◆ **Given task**: Extract the listing in its entirety, keeping each line identical to the original.

Stored records
● ● ● ●
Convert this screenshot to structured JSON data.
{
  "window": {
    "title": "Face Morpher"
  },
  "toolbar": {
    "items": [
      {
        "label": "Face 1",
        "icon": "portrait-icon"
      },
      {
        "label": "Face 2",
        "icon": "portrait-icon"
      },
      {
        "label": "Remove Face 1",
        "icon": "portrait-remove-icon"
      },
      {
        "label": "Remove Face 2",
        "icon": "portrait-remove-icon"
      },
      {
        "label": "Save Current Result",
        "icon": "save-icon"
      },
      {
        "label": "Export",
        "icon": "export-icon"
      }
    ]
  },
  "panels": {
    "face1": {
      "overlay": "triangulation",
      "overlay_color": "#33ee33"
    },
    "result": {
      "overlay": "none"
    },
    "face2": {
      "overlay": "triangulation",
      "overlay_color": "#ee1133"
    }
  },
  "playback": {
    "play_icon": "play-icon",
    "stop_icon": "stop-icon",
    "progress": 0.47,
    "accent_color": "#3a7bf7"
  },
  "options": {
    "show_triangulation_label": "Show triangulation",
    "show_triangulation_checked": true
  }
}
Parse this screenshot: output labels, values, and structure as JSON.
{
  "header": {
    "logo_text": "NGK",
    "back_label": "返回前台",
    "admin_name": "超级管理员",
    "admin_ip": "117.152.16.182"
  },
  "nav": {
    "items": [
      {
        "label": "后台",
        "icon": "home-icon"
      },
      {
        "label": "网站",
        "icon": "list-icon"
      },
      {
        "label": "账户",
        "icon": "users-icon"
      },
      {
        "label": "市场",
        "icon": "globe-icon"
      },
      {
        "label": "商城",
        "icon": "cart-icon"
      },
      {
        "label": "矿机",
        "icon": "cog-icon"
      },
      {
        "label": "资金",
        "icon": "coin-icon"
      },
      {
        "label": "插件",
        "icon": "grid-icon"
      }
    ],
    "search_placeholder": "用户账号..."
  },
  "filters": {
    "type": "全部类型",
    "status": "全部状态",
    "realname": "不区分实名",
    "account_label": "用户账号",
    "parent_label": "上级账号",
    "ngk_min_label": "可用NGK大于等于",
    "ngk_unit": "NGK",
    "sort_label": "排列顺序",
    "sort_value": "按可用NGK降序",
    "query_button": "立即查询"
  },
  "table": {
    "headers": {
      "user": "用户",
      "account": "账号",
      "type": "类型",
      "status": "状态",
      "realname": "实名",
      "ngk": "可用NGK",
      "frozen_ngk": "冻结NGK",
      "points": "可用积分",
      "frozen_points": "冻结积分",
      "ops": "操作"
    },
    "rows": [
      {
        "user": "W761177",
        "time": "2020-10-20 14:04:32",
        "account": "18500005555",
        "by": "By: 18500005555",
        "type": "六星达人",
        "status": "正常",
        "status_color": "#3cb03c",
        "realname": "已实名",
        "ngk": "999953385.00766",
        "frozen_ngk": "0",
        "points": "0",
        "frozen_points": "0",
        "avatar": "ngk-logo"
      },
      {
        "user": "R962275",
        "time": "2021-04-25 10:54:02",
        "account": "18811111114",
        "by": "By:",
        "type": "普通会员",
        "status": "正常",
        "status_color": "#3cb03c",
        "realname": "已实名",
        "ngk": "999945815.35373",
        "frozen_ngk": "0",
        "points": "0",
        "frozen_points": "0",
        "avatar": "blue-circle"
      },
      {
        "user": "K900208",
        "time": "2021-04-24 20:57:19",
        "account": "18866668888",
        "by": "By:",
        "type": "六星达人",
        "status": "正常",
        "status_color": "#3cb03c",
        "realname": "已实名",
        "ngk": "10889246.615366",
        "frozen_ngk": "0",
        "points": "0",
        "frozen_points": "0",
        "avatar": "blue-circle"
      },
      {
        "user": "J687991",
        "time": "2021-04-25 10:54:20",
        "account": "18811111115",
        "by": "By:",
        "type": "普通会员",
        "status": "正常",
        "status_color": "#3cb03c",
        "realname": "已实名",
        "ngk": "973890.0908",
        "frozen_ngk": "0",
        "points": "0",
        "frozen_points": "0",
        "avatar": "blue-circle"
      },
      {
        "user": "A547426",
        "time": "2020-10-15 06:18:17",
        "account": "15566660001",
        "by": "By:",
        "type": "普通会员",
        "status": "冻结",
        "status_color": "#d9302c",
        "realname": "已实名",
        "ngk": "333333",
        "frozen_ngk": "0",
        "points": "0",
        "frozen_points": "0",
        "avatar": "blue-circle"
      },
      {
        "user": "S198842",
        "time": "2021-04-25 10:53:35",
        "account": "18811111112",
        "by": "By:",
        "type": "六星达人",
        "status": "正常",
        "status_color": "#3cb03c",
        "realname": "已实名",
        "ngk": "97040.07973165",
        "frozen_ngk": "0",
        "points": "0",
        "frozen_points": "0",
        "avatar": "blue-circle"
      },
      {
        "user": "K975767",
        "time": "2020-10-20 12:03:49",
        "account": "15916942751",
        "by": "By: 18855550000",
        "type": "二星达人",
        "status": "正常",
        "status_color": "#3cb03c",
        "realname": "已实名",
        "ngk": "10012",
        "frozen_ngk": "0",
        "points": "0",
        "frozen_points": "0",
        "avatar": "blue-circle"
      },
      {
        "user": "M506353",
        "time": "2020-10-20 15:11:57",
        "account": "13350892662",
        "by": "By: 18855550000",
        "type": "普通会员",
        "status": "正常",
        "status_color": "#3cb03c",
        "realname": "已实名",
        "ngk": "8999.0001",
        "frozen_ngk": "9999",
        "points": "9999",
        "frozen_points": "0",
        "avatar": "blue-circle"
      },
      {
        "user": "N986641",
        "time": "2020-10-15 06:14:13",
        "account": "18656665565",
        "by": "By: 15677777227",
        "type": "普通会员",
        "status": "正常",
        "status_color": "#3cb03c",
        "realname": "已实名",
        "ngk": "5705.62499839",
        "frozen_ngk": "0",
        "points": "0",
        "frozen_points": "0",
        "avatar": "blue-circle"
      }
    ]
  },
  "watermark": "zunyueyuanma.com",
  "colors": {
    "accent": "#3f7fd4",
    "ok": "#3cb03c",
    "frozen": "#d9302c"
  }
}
● ● ● ●
◆ **Written solution**:
Convert this screenshot to structured JSON data.
{
  "window": {
    "title": "Face Morpher"
  },
  "toolbar": {
    "items": [
      {
        "label": "Face 1",
        "icon": "portrait-icon"
      },
      {
        "label": "Face 2",
        "icon": "portrait-icon"
      },
      {
        "label": "Remove Face 1",
        "icon": "portrait-remove-icon"
      },
      {
        "label": "Remove Face 2",
        "icon": "portrait-remove-icon"
      },
      {
        "label": "Save Current Result",
        "icon": "save-icon"
      },
      {
        "label": "Export",
        "icon": "export-icon"
      }
    ]
  },
  "panels": {
    "face1": {
      "overlay": "triangulation",
      "overlay_color": "#33ee33"
    },
    "result": {
      "overlay": "none"
    },
    "face2": {
      "overlay": "triangulation",
      "overlay_color": "#ee1133"
    }
  },
  "playback": {
    "play_icon": "play-icon",
    "stop_icon": "stop-icon",
    "progress": 0.47,
    "accent_color": "#3a7bf7"
  },
  "options": {
    "show_triangulation_label": "Show triangulation",
    "show_triangulation_checked": true
  }
}
Parse this screenshot: output labels, values, and structure as JSON.
{
  "header": {
    "logo_text": "NGK",
    "back_label": "返回前台",
    "admin_name": "超级管理员",
    "admin_ip": "117.152.16.182"
  },
  "nav": {
    "items": [
      {
        "label": "后台",
        "icon": "home-icon"
      },
      {
        "label": "网站",
        "icon": "list-icon"
      },
      {
        "label": "账户",
        "icon": "users-icon"
      },
      {
        "label": "市场",
        "icon": "globe-icon"
      },
      {
        "label": "商城",
        "icon": "cart-icon"
      },
      {
        "label": "矿机",
        "icon": "cog-icon"
      },
      {
        "label": "资金",
        "icon": "coin-icon"
      },
      {
        "label": "插件",
        "icon": "grid-icon"
      }
    ],
    "search_placeholder": "用户账号..."
  },
  "filters": {
    "type": "全部类型",
    "status": "全部状态",
    "realname": "不区分实名",
    "account_label": "用户账号",
    "parent_label": "上级账号",
    "ngk_min_label": "可用NGK大于等于",
    "ngk_unit": "NGK",
    "sort_label": "排列顺序",
    "sort_value": "按可用NGK降序",
    "query_button": "立即查询"
  },
  "table": {
    "headers": {
      "user": "用户",
      "account": "账号",
      "type": "类型",
      "status": "状态",
      "realname": "实名",
      "ngk": "可用NGK",
      "frozen_ngk": "冻结NGK",
      "points": "可用积分",
      "frozen_points": "冻结积分",
      "ops": "操作"
    },
    "rows": [
      {
        "user": "W761177",
        "time": "2020-10-20 14:04:32",
        "account": "18500005555",
        "by": "By: 18500005555",
        "type": "六星达人",
        "status": "正常",
        "status_color": "#3cb03c",
        "realname": "已实名",
        "ngk": "999953385.00766",
        "frozen_ngk": "0",
        "points": "0",
        "frozen_points": "0",
        "avatar": "ngk-logo"
      },
      {
        "user": "R962275",
        "time": "2021-04-25 10:54:02",
        "account": "18811111114",
        "by": "By:",
        "type": "普通会员",
        "status": "正常",
        "status_color": "#3cb03c",
        "realname": "已实名",
        "ngk": "999945815.35373",
        "frozen_ngk": "0",
        "points": "0",
        "frozen_points": "0",
        "avatar": "blue-circle"
      },
      {
        "user": "K900208",
        "time": "2021-04-24 20:57:19",
        "account": "18866668888",
        "by": "By:",
        "type": "六星达人",
        "status": "正常",
        "status_color": "#3cb03c",
        "realname": "已实名",
        "ngk": "10889246.615366",
        "frozen_ngk": "0",
        "points": "0",
        "frozen_points": "0",
        "avatar": "blue-circle"
      },
      {
        "user": "J687991",
        "time": "2021-04-25 10:54:20",
        "account": "18811111115",
        "by": "By:",
        "type": "普通会员",
        "status": "正常",
        "status_color": "#3cb03c",
        "realname": "已实名",
        "ngk": "973890.0908",
        "frozen_ngk": "0",
        "points": "0",
        "frozen_points": "0",
        "avatar": "blue-circle"
      },
      {
        "user": "A547426",
        "time": "2020-10-15 06:18:17",
        "account": "15566660001",
        "by": "By:",
        "type": "普通会员",
        "status": "冻结",
        "status_color": "#d9302c",
        "realname": "已实名",
        "ngk": "333333",
        "frozen_ngk": "0",
        "points": "0",
        "frozen_points": "0",
        "avatar": "blue-circle"
      },
      {
        "user": "S198842",
        "time": "2021-04-25 10:53:35",
        "account": "18811111112",
        "by": "By:",
        "type": "六星达人",
        "status": "正常",
        "status_color": "#3cb03c",
        "realname": "已实名",
        "ngk": "97040.07973165",
        "frozen_ngk": "0",
        "points": "0",
        "frozen_points": "0",
        "avatar": "blue-circle"
      },
      {
        "user": "K975767",
        "time": "2020-10-20 12:03:49",
        "account": "15916942751",
        "by": "By: 18855550000",
        "type": "二星达人",
        "status": "正常",
        "status_color": "#3cb03c",
        "realname": "已实名",
        "ngk": "10012",
        "frozen_ngk": "0",
        "points": "0",
        "frozen_points": "0",
        "avatar": "blue-circle"
      },
      {
        "user": "M506353",
        "time": "2020-10-20 15:11:57",
        "account": "13350892662",
        "by": "By: 18855550000",
        "type": "普通会员",
        "status": "正常",
        "status_color": "#3cb03c",
        "realname": "已实名",
        "ngk": "8999.0001",
        "frozen_ngk": "9999",
        "points": "9999",
        "frozen_points": "0",
        "avatar": "blue-circle"
      },
      {
        "user": "N986641",
        "time": "2020-10-15 06:14:13",
        "account": "18656665565",
        "by": "By: 15677777227",
        "type": "普通会员",
        "status": "正常",
        "status_color": "#3cb03c",
        "realname": "已实名",
        "ngk": "5705.62499839",
        "frozen_ngk": "0",
        "points": "0",
        "frozen_points": "0",
        "avatar": "blue-circle"
      }
    ]
  },
  "watermark": "zunyueyuanma.com",
  "colors": {
    "accent": "#3f7fd4",
    "ok": "#3cb03c",
    "frozen": "#d9302c"
  }
}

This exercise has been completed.